# Exercise goal:
Go through the listing and return every line with "Currently" in it.

# Source material:

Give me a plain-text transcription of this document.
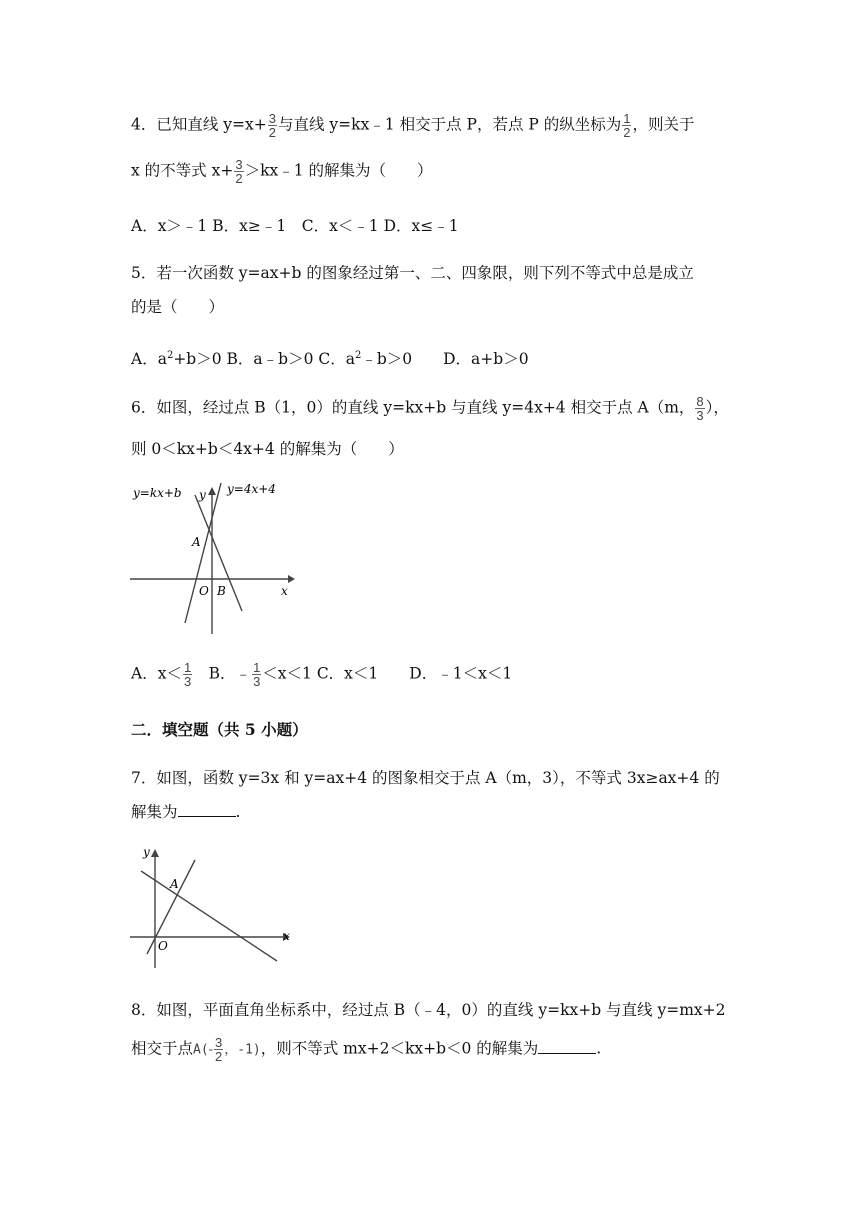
4．已知直线 $y=x+ \frac{3}{2}$ 与直线 y=kx﹣1 相交于点 P，若点 P 的纵坐标为 $\frac{1}{2}$ ，则关于
x 的不等式 $x+ \frac{3}{2}$ ＞kx﹣1 的解集为（　　）
A．x＞﹣1 B．x≥﹣1　C．x＜﹣1 D．x≤﹣1
5．若一次函数 y=ax+b 的图象经过第一、二、四象限，则下列不等式中总是成立
的是（　　）
A．$a^2+b>0$ B．a﹣b＞0 C．$a^2﹣b>0$　　D．a+b＞0
6．如图，经过点 B（1，0）的直线 y=kx+b 与直线 y=4x+4 相交于点 A（m， $\frac{8}{3}$ ），
则 0＜kx+b＜4x+4 的解集为（　　）
y=kx+b y y=4x+4
A
O B	x
A．$x< \frac{1}{3}$ 　B．﹣ $\frac{1}{3} <x<1$ C．x＜1　　D．﹣1＜x＜1
二．填空题（共 5 小题）
7．如图，函数 y=3x 和 y=ax+4 的图象相交于点 A（m，3），不等式 3x≥ax+4 的
解集为	.
y
A
O
x
8．如图，平面直角坐标系中，经过点 B（﹣4，0）的直线 y=kx+b 与直线 y=mx+2
相交于点$A(- \frac{3}{2}$ ，-1)，则不等式 mx+2＜kx+b＜0 的解集为	.
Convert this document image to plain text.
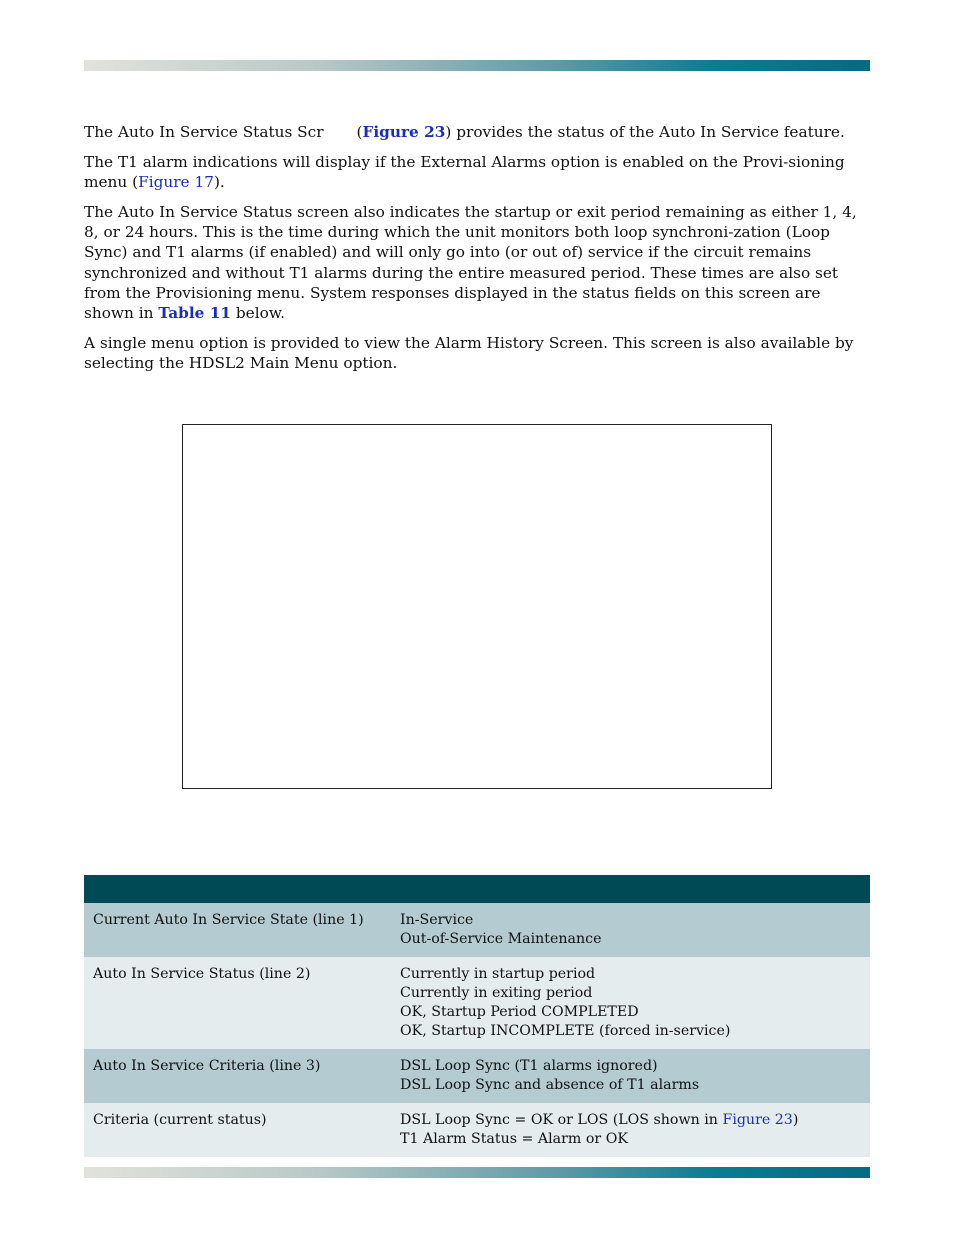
The Auto In Service Status Scr (Figure 23) provides the status of the Auto In Service feature.

The T1 alarm indications will display if the External Alarms option is enabled on the Provi-sioning menu (Figure 17).

The Auto In Service Status screen also indicates the startup or exit period remaining as either 1, 4, 8, or 24 hours. This is the time during which the unit monitors both loop synchroni-zation (Loop Sync) and T1 alarms (if enabled) and will only go into (or out of) service if the circuit remains synchronized and without T1 alarms during the entire measured period. These times are also set from the Provisioning menu. System responses displayed in the status fields on this screen are shown in Table 11 below.

A single menu option is provided to view the Alarm History Screen. This screen is also available by selecting the HDSL2 Main Menu option.

Current Auto In Service State (line 1)	In-Service
Out-of-Service Maintenance
Auto In Service Status (line 2)	Currently in startup period
Currently in exiting period
OK, Startup Period COMPLETED
OK, Startup INCOMPLETE (forced in-service)
Auto In Service Criteria (line 3)	DSL Loop Sync (T1 alarms ignored)
DSL Loop Sync and absence of T1 alarms
Criteria (current status)	DSL Loop Sync = OK or LOS (LOS shown in Figure 23)
T1 Alarm Status = Alarm or OK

# Complete answer:
Auto In Service Status (line 2)	Currently in startup period
Currently in exiting period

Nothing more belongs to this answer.